(Exercise requirements) Output all the data exactly. Pictures do not belong in the copy.
***** Data records
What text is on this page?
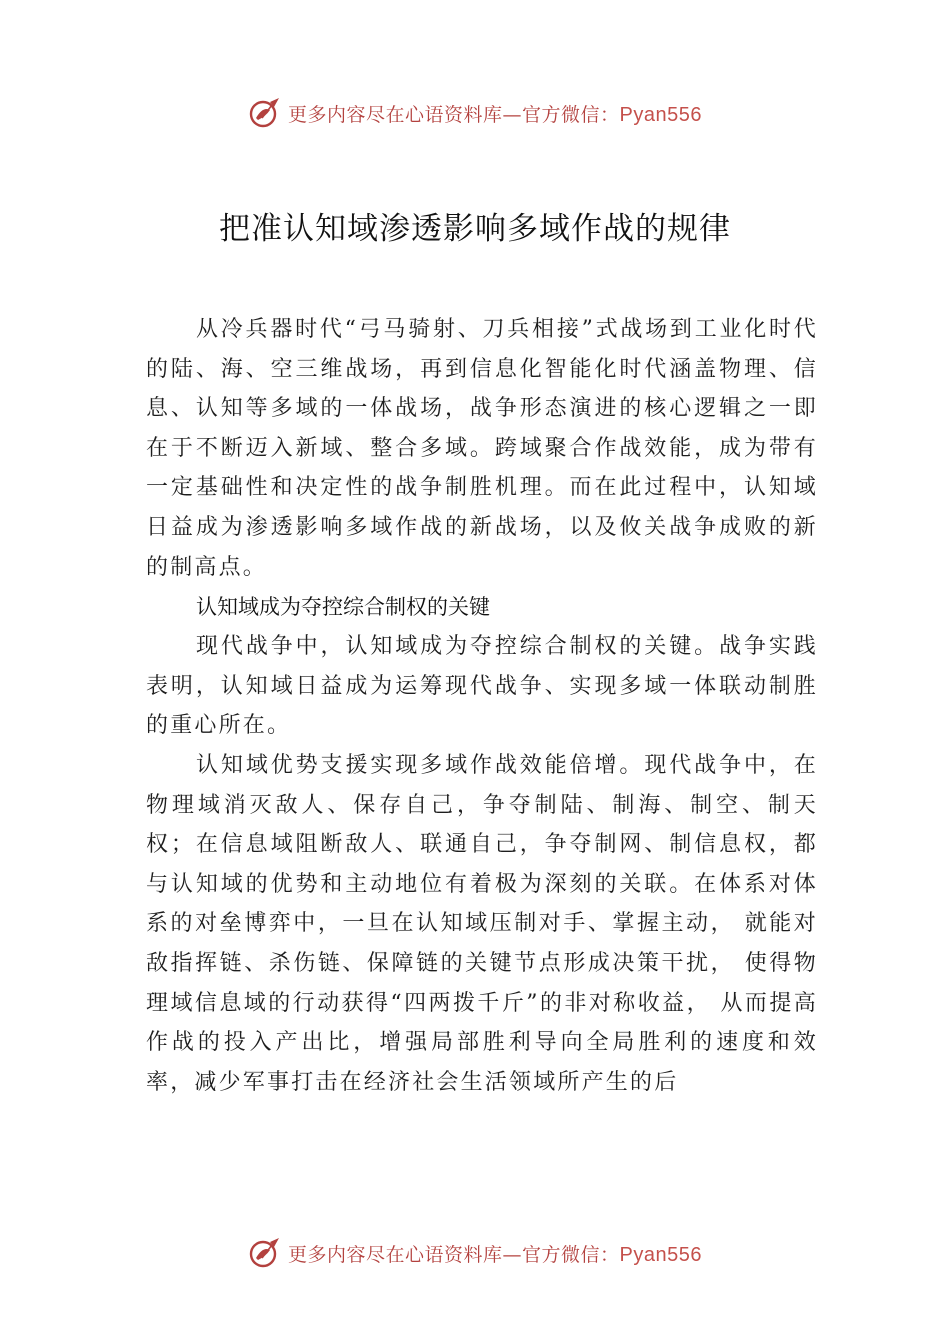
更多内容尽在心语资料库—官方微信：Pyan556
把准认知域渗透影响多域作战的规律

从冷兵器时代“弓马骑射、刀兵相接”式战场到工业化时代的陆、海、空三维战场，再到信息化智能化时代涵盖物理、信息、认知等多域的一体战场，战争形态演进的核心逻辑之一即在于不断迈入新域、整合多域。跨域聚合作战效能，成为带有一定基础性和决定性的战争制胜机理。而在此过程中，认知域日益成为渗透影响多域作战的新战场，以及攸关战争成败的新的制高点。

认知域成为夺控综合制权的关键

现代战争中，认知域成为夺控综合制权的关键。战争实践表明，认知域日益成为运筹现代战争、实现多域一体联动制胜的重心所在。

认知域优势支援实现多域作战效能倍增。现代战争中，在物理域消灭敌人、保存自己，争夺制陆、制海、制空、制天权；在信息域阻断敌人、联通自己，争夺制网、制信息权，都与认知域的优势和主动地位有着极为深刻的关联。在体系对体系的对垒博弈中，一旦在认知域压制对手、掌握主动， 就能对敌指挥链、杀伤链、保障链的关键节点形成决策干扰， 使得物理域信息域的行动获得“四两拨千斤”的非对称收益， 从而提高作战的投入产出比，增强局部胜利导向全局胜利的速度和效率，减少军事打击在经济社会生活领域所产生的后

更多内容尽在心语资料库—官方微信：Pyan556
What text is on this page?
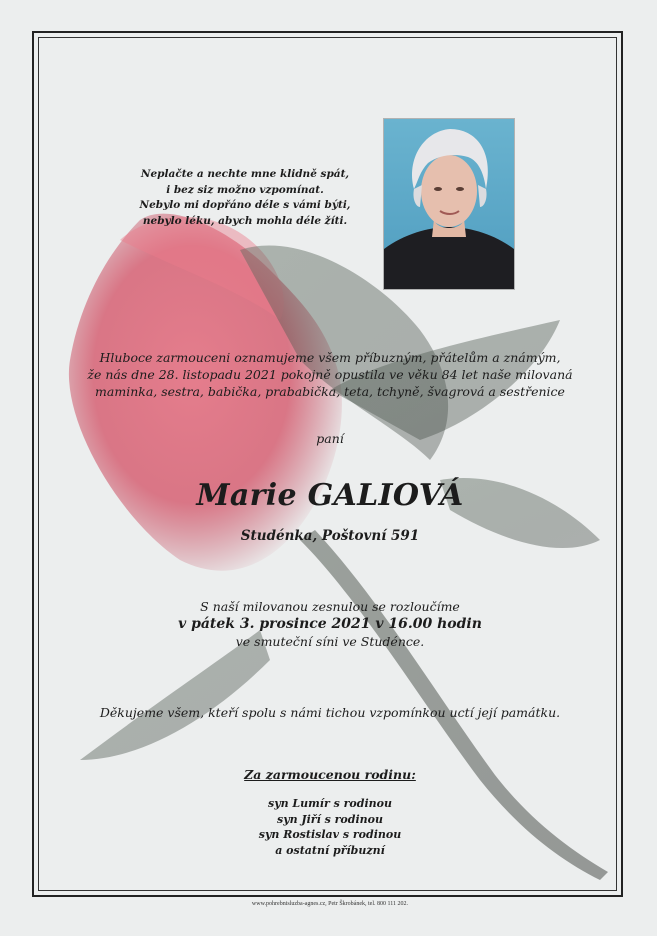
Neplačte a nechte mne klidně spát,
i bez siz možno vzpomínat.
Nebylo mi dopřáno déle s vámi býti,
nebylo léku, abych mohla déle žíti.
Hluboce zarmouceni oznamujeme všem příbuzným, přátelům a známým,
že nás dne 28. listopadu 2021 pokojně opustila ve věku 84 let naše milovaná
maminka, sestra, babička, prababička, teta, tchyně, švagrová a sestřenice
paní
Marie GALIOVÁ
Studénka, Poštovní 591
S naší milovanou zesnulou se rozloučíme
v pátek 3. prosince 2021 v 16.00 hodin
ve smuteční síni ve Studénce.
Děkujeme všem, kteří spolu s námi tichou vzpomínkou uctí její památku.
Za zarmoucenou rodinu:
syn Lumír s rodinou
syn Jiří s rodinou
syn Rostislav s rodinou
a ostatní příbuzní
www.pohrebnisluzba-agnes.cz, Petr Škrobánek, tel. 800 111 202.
**********
(Completed task)
What text is on this page?
更多内容尽在心语资料库—官方微信：Pyan556
把准认知域渗透影响多域作战的规律

从冷兵器时代“弓马骑射、刀兵相接”式战场到工业化时代的陆、海、空三维战场，再到信息化智能化时代涵盖物理、信息、认知等多域的一体战场，战争形态演进的核心逻辑之一即在于不断迈入新域、整合多域。跨域聚合作战效能，成为带有一定基础性和决定性的战争制胜机理。而在此过程中，认知域日益成为渗透影响多域作战的新战场，以及攸关战争成败的新的制高点。

认知域成为夺控综合制权的关键

现代战争中，认知域成为夺控综合制权的关键。战争实践表明，认知域日益成为运筹现代战争、实现多域一体联动制胜的重心所在。

认知域优势支援实现多域作战效能倍增。现代战争中，在物理域消灭敌人、保存自己，争夺制陆、制海、制空、制天权；在信息域阻断敌人、联通自己，争夺制网、制信息权，都与认知域的优势和主动地位有着极为深刻的关联。在体系对体系的对垒博弈中，一旦在认知域压制对手、掌握主动， 就能对敌指挥链、杀伤链、保障链的关键节点形成决策干扰， 使得物理域信息域的行动获得“四两拨千斤”的非对称收益， 从而提高作战的投入产出比，增强局部胜利导向全局胜利的速度和效率，减少军事打击在经济社会生活领域所产生的后

更多内容尽在心语资料库—官方微信：Pyan556
What text is on this page?
Neplačte a nechte mne klidně spát,
i bez siz možno vzpomínat.
Nebylo mi dopřáno déle s vámi býti,
nebylo léku, abych mohla déle žíti.
Hluboce zarmouceni oznamujeme všem příbuzným, přátelům a známým,
že nás dne 28. listopadu 2021 pokojně opustila ve věku 84 let naše milovaná
maminka, sestra, babička, prababička, teta, tchyně, švagrová a sestřenice
paní
Marie GALIOVÁ
Studénka, Poštovní 591
S naší milovanou zesnulou se rozloučíme
v pátek 3. prosince 2021 v 16.00 hodin
ve smuteční síni ve Studénce.
Děkujeme všem, kteří spolu s námi tichou vzpomínkou uctí její památku.
Za zarmoucenou rodinu:
syn Lumír s rodinou
syn Jiří s rodinou
syn Rostislav s rodinou
a ostatní příbuzní
www.pohrebnisluzba-agnes.cz, Petr Škrobánek, tel. 800 111 202.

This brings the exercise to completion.